[Was zu tun ist]
1. Gib im Artikel über Horbs höchste Gebäude alles von "Von Martina Lachenmaier" bis hinunter zu "auf dem Boden." erneut wieder und tausche dabei "Metropolen-Architektur" gegen "Großstadt-Architektur".
2. Wie hoch ist laut dem Artikel über Horbs höchste Gebäude der Kirchturm der Stiftskirche?
3. Fasse den Absatz des Artikels über Horbs höchste Gebäude, der mit "Hohe Gebäude gibt es aber auch" beginnt, als kurze Liste zusammen.
╭─ Textauszug
Am heutigen "Tag des Wolkenkratzers" rücken wir Horbs höchste Gebäude in den Mittelpunkt

Von Martina Lachenmaier

Horb. In Horb gibt es keine Wolkenkratzer. Sie sind die Domäne der großen Städte. Während die Metropolen-Architektur im Höhenrausch liegt, bleibt man in Horb eher auf dem Boden.

Hohe Gebäude gibt es aber auch in Horb. Welches Horber Gebäude ist das höchste in Horb? Den meisten Horbern fällt dazu die Stiftskirche ein, die als Wahrzeichen der Stadt hoch auf dem Bergsporn thront. Nicht schlecht geschätzt. Aber der Kirchturm der Stiftskirche schafft es mit 46,20 Metern nur auf Platz zwei der Horber Wolkenkratzerliste. Auch der Burgstall wird genannt.
╰─
╭─ Angezeigte Informationen
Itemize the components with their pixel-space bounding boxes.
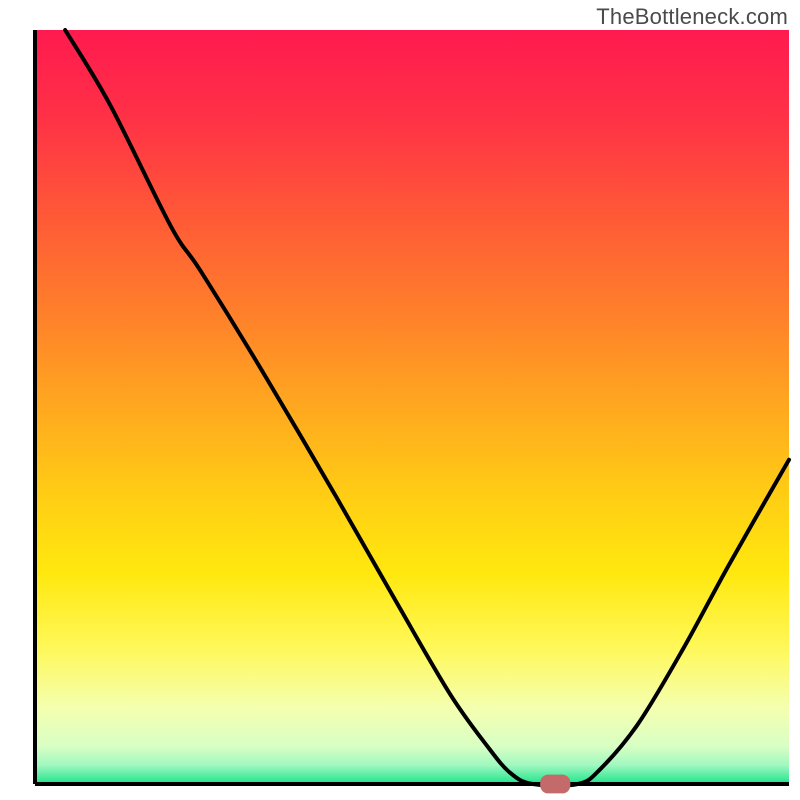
chart-container: TheBottleneck.com <box>0 0 800 800</box>
optimum-marker <box>540 775 570 794</box>
bottleneck-chart <box>0 0 800 800</box>
plot-background <box>35 30 789 784</box>
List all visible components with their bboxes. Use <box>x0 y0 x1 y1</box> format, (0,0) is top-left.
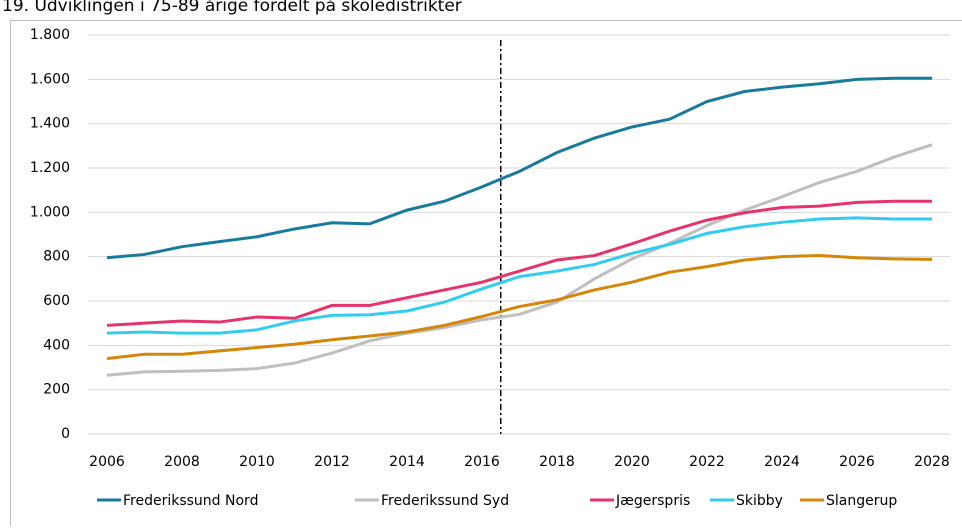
x-tick-label: 2028 <box>914 454 950 470</box>
x-tick-label: 2010 <box>239 454 275 470</box>
y-tick-label: 0 <box>61 426 70 442</box>
x-tick-label: 2006 <box>89 454 125 470</box>
y-tick-label: 200 <box>43 382 70 398</box>
x-tick-label: 2012 <box>314 454 350 470</box>
x-tick-label: 2022 <box>689 454 725 470</box>
series-line <box>107 218 932 333</box>
legend-label: Frederikssund Nord <box>123 493 258 509</box>
y-tick-label: 1.200 <box>30 160 70 176</box>
x-tick-label: 2020 <box>614 454 650 470</box>
y-tick-label: 1.800 <box>30 27 70 43</box>
y-tick-label: 1.600 <box>30 71 70 87</box>
chart-frame <box>11 21 962 527</box>
legend-label: Frederikssund Syd <box>381 493 509 509</box>
x-tick-label: 2016 <box>464 454 500 470</box>
legend-label: Jægerspris <box>615 493 690 509</box>
y-tick-label: 600 <box>43 293 70 309</box>
y-tick-label: 1.400 <box>30 116 70 132</box>
y-tick-label: 400 <box>43 337 70 353</box>
chart-title: 19. Udviklingen i 75-89 årige fordelt på… <box>2 0 462 16</box>
x-tick-label: 2024 <box>764 454 800 470</box>
y-tick-label: 800 <box>43 249 70 265</box>
x-tick-label: 2014 <box>389 454 425 470</box>
series-line <box>107 145 932 376</box>
legend-label: Skibby <box>736 493 783 509</box>
legend-label: Slangerup <box>826 493 897 509</box>
y-tick-label: 1.000 <box>30 204 70 220</box>
x-tick-label: 2026 <box>839 454 875 470</box>
x-tick-label: 2008 <box>164 454 200 470</box>
x-tick-label: 2018 <box>539 454 575 470</box>
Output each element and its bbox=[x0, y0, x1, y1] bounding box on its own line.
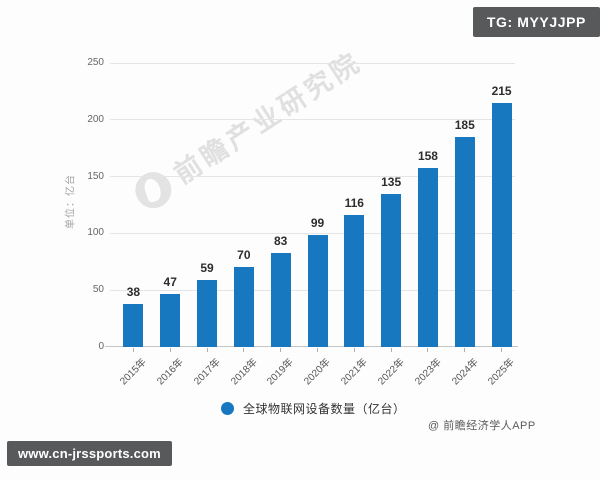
bar bbox=[270, 252, 291, 347]
bar-value-label: 59 bbox=[200, 260, 214, 275]
gridline bbox=[110, 119, 515, 121]
bar-value-label: 158 bbox=[417, 148, 438, 163]
x-axis-tick bbox=[390, 348, 392, 352]
bar-value-label: 99 bbox=[310, 215, 325, 230]
y-tick-label: 150 bbox=[87, 170, 104, 182]
bar-value-label: 116 bbox=[344, 196, 364, 211]
x-tick-label: 2019年 bbox=[265, 356, 297, 388]
bar bbox=[344, 215, 365, 347]
x-tick-label: 2017年 bbox=[192, 356, 223, 388]
x-tick-label: 2024年 bbox=[449, 356, 481, 388]
y-tick-label: 0 bbox=[98, 341, 104, 352]
y-tick-label: 250 bbox=[87, 57, 104, 68]
gridline bbox=[110, 176, 515, 178]
x-axis-tick bbox=[132, 348, 134, 352]
x-tick-label: 2020年 bbox=[302, 356, 334, 388]
x-axis-tick bbox=[206, 348, 208, 352]
bar-value-label: 47 bbox=[163, 274, 177, 289]
bar bbox=[454, 136, 475, 347]
site-url-badge: www.cn-jrssports.com bbox=[7, 441, 172, 466]
x-tick-label: 2025年 bbox=[486, 356, 518, 388]
legend-label: 全球物联网设备数量（亿台） bbox=[243, 402, 406, 416]
x-axis-tick bbox=[280, 348, 282, 352]
bar-value-label: 215 bbox=[491, 83, 512, 98]
bar bbox=[381, 193, 402, 347]
chart-legend: 全球物联网设备数量（亿台） bbox=[221, 400, 406, 417]
x-axis-tick bbox=[169, 348, 171, 352]
x-tick-label: 2023年 bbox=[412, 356, 444, 388]
x-tick-label: 2018年 bbox=[228, 356, 260, 388]
x-axis-tick bbox=[317, 348, 318, 352]
x-axis-tick bbox=[243, 348, 245, 352]
x-tick-label: 2022年 bbox=[376, 356, 407, 388]
x-axis-tick bbox=[464, 348, 466, 352]
chart-plot: 38 47 59 70 83 99 116 135 158 185 215 bbox=[105, 62, 518, 347]
y-tick-label: 200 bbox=[87, 113, 104, 125]
bar bbox=[417, 167, 438, 347]
legend-dot-icon bbox=[221, 402, 234, 415]
bar bbox=[233, 267, 254, 347]
gridline bbox=[110, 62, 515, 64]
x-axis-tick bbox=[427, 348, 429, 352]
watermark-fragment: 前瞻产业研究院 bbox=[344, 28, 428, 60]
gridline bbox=[110, 232, 515, 234]
bar bbox=[307, 234, 328, 347]
source-credit: @ 前瞻经济学人APP bbox=[428, 420, 536, 432]
bar bbox=[123, 303, 144, 347]
bar bbox=[197, 279, 218, 347]
bar bbox=[491, 102, 512, 347]
bar-value-label: 135 bbox=[381, 174, 402, 189]
x-tick-label: 2015年 bbox=[118, 356, 150, 388]
bar-value-label: 185 bbox=[454, 117, 475, 132]
x-axis-tick bbox=[353, 348, 355, 352]
bar bbox=[160, 293, 181, 347]
x-tick-label: 2016年 bbox=[155, 356, 186, 388]
y-tick-label: 100 bbox=[87, 227, 104, 239]
telegram-badge: TG: MYYJJPP bbox=[472, 7, 600, 37]
x-tick-label: 2021年 bbox=[339, 356, 370, 388]
bar-value-label: 70 bbox=[237, 248, 251, 263]
x-axis-tick bbox=[501, 348, 503, 352]
y-tick-label: 50 bbox=[92, 284, 104, 296]
bar-value-label: 83 bbox=[273, 233, 288, 248]
bar-value-label: 38 bbox=[126, 284, 141, 299]
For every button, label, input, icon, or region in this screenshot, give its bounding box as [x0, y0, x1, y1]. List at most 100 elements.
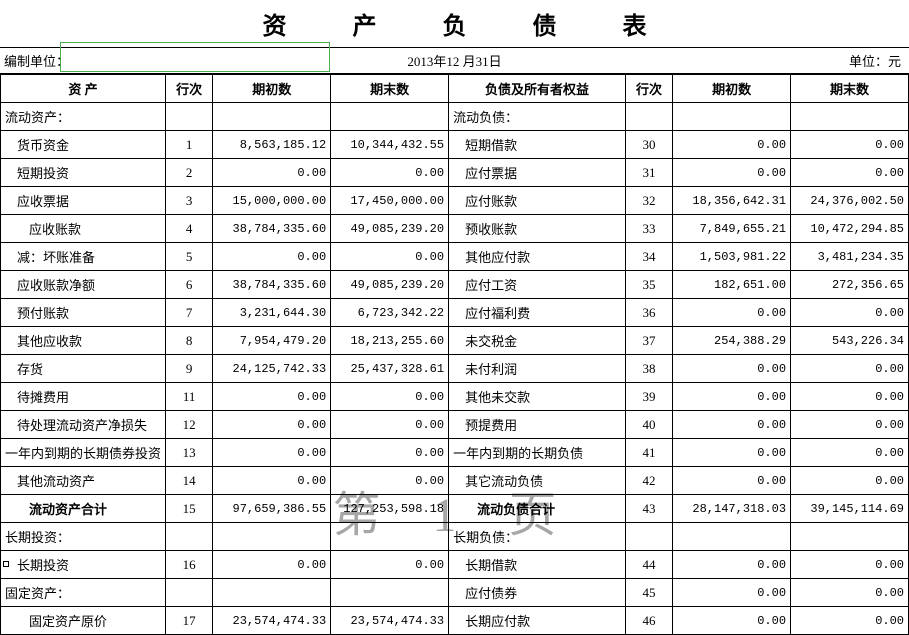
- cell-asset-name: 其他应收款: [1, 327, 166, 355]
- table-row: 短期投资20.000.00应付票据310.000.00: [1, 159, 909, 187]
- cell-asset-line: 14: [166, 467, 213, 495]
- cell-liab-end: 0.00: [791, 383, 909, 411]
- hdr-end2: 期末数: [791, 75, 909, 103]
- hdr-line2: 行次: [625, 75, 672, 103]
- table-row: 待处理流动资产净损失120.000.00预提费用400.000.00: [1, 411, 909, 439]
- cell-asset-name: 预付账款: [1, 299, 166, 327]
- cell-liab-end: 0.00: [791, 607, 909, 635]
- cell-asset-end: 127,253,598.18: [331, 495, 449, 523]
- cell-asset-line: 6: [166, 271, 213, 299]
- cell-liab-line: 30: [625, 131, 672, 159]
- cell-liab-begin: 0.00: [673, 355, 791, 383]
- cell-asset-begin: 24,125,742.33: [213, 355, 331, 383]
- hdr-begin: 期初数: [213, 75, 331, 103]
- cell-asset-end: 49,085,239.20: [331, 215, 449, 243]
- cell-asset-line: 3: [166, 187, 213, 215]
- cell-liab-end: 0.00: [791, 159, 909, 187]
- cell-liab-end: 0.00: [791, 579, 909, 607]
- balance-sheet-table: 资 产 行次 期初数 期末数 负债及所有者权益 行次 期初数 期末数 流动资产：…: [0, 74, 909, 635]
- cell-liab-name: 未交税金: [449, 327, 626, 355]
- cell-liab-begin: [673, 103, 791, 131]
- cell-liab-name: 其他未交款: [449, 383, 626, 411]
- cell-asset-line: 8: [166, 327, 213, 355]
- meta-date: 2013年12 月31日: [0, 51, 909, 70]
- cell-liab-end: 0.00: [791, 299, 909, 327]
- hdr-asset: 资 产: [1, 75, 166, 103]
- cell-asset-begin: 0.00: [213, 467, 331, 495]
- cell-asset-end: 0.00: [331, 243, 449, 271]
- cell-asset-line: 15: [166, 495, 213, 523]
- table-row: 其他应收款87,954,479.2018,213,255.60未交税金37254…: [1, 327, 909, 355]
- cell-liab-end: 3,481,234.35: [791, 243, 909, 271]
- cell-asset-line: 1: [166, 131, 213, 159]
- cell-liab-begin: 0.00: [673, 467, 791, 495]
- cell-asset-end: 25,437,328.61: [331, 355, 449, 383]
- table-row: 应收账款438,784,335.6049,085,239.20预收账款337,8…: [1, 215, 909, 243]
- cell-liab-line: 38: [625, 355, 672, 383]
- cell-liab-name: 长期负债：: [449, 523, 626, 551]
- cell-asset-end: 23,574,474.33: [331, 607, 449, 635]
- cell-asset-name: 短期投资: [1, 159, 166, 187]
- cell-asset-begin: 97,659,386.55: [213, 495, 331, 523]
- cell-liab-name: 流动负债合计: [449, 495, 626, 523]
- cell-asset-line: 4: [166, 215, 213, 243]
- cell-liab-line: 44: [625, 551, 672, 579]
- cell-asset-name: 其他流动资产: [1, 467, 166, 495]
- cell-liab-line: [625, 103, 672, 131]
- cell-asset-end: 0.00: [331, 411, 449, 439]
- cell-liab-end: 0.00: [791, 551, 909, 579]
- cell-liab-line: 31: [625, 159, 672, 187]
- cell-liab-name: 预收账款: [449, 215, 626, 243]
- cell-liab-begin: 0.00: [673, 411, 791, 439]
- cell-liab-end: 272,356.65: [791, 271, 909, 299]
- cell-liab-line: 34: [625, 243, 672, 271]
- cell-liab-begin: 254,388.29: [673, 327, 791, 355]
- cell-liab-begin: 0.00: [673, 579, 791, 607]
- cell-asset-line: [166, 579, 213, 607]
- cell-liab-line: 46: [625, 607, 672, 635]
- cell-asset-begin: 7,954,479.20: [213, 327, 331, 355]
- cell-liab-begin: 0.00: [673, 299, 791, 327]
- cell-asset-begin: 38,784,335.60: [213, 271, 331, 299]
- cell-asset-name: 待摊费用: [1, 383, 166, 411]
- cell-liab-name: 一年内到期的长期负债: [449, 439, 626, 467]
- cell-asset-begin: [213, 523, 331, 551]
- marker-icon: [3, 561, 9, 567]
- cell-asset-line: [166, 523, 213, 551]
- cell-liab-line: 41: [625, 439, 672, 467]
- cell-liab-begin: 7,849,655.21: [673, 215, 791, 243]
- cell-liab-line: 33: [625, 215, 672, 243]
- cell-asset-name: 一年内到期的长期债券投资: [1, 439, 166, 467]
- cell-liab-name: 应付账款: [449, 187, 626, 215]
- cell-asset-name: 待处理流动资产净损失: [1, 411, 166, 439]
- table-row: 预付账款73,231,644.306,723,342.22应付福利费360.00…: [1, 299, 909, 327]
- cell-asset-begin: [213, 579, 331, 607]
- cell-asset-begin: 15,000,000.00: [213, 187, 331, 215]
- cell-liab-name: 预提费用: [449, 411, 626, 439]
- cell-asset-line: [166, 103, 213, 131]
- cell-liab-name: 短期借款: [449, 131, 626, 159]
- cell-liab-end: [791, 523, 909, 551]
- cell-asset-line: 2: [166, 159, 213, 187]
- cell-liab-name: 未付利润: [449, 355, 626, 383]
- cell-liab-line: 35: [625, 271, 672, 299]
- table-body: 流动资产：流动负债：货币资金18,563,185.1210,344,432.55…: [1, 103, 909, 635]
- cell-liab-begin: 0.00: [673, 131, 791, 159]
- cell-asset-name: 固定资产原价: [1, 607, 166, 635]
- cell-asset-name: 应收账款净额: [1, 271, 166, 299]
- cell-liab-end: 0.00: [791, 467, 909, 495]
- cell-liab-begin: 182,651.00: [673, 271, 791, 299]
- cell-liab-line: [625, 523, 672, 551]
- cell-liab-name: 其他应付款: [449, 243, 626, 271]
- cell-asset-end: 0.00: [331, 439, 449, 467]
- cell-liab-end: 10,472,294.85: [791, 215, 909, 243]
- cell-liab-line: 39: [625, 383, 672, 411]
- cell-liab-line: 40: [625, 411, 672, 439]
- cell-asset-name: 货币资金: [1, 131, 166, 159]
- cell-liab-name: 应付工资: [449, 271, 626, 299]
- table-row: 长期投资160.000.00长期借款440.000.00: [1, 551, 909, 579]
- cell-asset-begin: 0.00: [213, 411, 331, 439]
- cell-liab-line: 45: [625, 579, 672, 607]
- cell-liab-begin: 0.00: [673, 607, 791, 635]
- cell-asset-name: 流动资产合计: [1, 495, 166, 523]
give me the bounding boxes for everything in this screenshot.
╰─
[Gelöste Aufgaben]
1.
Von Martina Lachenmaier

Horb. In Horb gibt es keine Wolkenkratzer. Sie sind die Domäne der großen Städte. Während die Großstadt-Architektur im Höhenrausch liegt, bleibt man in Horb eher auf dem Boden.

2. 46,20 Meter.

3.
- Auch in Horb gibt es hohe Gebäude.
- Die meisten Horber halten die Stiftskirche für das höchste Gebäude. Sie ist das Wahrzeichen der Stadt und steht auf dem Bergsporn.
- Mit 46,20 Metern kommt ihr Kirchturm aber nur auf Platz zwei der Horber Wolkenkratzerliste.
- Genannt wird auch der Burgstall.